Seek out every line containing the word "JSON", and copy each.
**** Exercise material ****
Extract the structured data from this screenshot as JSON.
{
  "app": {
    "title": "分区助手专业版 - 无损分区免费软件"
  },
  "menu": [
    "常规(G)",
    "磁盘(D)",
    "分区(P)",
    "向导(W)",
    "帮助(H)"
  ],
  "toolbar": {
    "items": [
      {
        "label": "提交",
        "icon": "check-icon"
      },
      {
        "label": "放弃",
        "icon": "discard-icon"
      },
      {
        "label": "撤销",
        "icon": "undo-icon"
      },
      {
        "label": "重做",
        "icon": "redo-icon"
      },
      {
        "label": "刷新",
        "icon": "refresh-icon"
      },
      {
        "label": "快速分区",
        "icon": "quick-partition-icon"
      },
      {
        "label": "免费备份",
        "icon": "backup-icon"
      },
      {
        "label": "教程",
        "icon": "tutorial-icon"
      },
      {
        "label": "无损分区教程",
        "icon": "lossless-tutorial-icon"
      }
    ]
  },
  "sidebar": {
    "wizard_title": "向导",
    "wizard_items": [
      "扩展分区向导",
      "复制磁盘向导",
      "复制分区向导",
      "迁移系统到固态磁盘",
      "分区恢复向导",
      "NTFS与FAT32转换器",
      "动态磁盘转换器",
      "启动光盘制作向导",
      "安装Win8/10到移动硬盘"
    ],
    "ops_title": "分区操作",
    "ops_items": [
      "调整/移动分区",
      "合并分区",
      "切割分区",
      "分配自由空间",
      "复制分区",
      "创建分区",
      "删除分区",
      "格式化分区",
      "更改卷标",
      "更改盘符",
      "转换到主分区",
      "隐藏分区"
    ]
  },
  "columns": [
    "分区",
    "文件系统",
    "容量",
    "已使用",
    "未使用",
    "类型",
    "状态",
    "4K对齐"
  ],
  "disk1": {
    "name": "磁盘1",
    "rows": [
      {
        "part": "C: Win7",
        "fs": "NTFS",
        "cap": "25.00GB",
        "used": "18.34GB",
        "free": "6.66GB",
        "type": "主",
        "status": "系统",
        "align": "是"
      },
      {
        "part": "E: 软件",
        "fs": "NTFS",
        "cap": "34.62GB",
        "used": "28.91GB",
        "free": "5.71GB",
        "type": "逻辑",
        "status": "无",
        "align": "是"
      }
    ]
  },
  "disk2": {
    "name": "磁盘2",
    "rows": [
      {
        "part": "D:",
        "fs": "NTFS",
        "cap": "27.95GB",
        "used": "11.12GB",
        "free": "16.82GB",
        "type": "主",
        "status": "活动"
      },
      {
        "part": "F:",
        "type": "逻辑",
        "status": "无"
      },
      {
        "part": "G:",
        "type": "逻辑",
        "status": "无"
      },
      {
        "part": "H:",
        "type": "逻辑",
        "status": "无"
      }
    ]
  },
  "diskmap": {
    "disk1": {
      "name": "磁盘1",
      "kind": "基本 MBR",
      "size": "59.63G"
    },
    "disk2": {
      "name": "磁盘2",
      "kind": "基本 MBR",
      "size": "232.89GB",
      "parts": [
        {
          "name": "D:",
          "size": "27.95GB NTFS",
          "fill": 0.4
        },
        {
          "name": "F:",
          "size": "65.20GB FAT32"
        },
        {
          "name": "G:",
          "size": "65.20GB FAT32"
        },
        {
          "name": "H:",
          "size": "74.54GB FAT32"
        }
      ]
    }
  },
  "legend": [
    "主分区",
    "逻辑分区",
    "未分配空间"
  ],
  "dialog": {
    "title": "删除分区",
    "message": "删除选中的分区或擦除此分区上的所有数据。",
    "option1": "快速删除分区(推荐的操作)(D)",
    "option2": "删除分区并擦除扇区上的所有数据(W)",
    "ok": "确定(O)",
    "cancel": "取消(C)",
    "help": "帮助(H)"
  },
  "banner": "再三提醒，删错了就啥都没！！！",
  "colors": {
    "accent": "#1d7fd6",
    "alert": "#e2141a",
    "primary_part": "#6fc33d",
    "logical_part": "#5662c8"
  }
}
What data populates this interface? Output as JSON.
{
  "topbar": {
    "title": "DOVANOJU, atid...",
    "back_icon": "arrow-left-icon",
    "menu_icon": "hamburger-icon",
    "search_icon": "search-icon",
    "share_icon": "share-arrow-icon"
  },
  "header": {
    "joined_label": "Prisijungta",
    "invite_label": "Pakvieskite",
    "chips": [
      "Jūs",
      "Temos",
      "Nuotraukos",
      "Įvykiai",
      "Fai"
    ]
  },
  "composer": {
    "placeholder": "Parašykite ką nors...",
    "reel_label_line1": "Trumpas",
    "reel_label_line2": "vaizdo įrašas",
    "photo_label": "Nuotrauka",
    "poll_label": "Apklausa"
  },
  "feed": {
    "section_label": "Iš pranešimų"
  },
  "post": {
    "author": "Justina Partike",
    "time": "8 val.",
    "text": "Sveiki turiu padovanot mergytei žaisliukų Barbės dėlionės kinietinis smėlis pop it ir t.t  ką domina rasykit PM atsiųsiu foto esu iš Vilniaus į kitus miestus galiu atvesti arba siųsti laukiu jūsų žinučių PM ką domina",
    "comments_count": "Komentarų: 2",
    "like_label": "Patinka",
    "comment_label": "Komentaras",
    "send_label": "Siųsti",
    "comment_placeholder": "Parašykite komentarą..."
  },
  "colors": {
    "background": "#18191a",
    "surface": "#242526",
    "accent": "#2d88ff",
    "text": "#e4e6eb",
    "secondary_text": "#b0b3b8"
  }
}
****
Solved problem
Extract the structured data from this screenshot as JSON.
What data populates this interface? Output as JSON.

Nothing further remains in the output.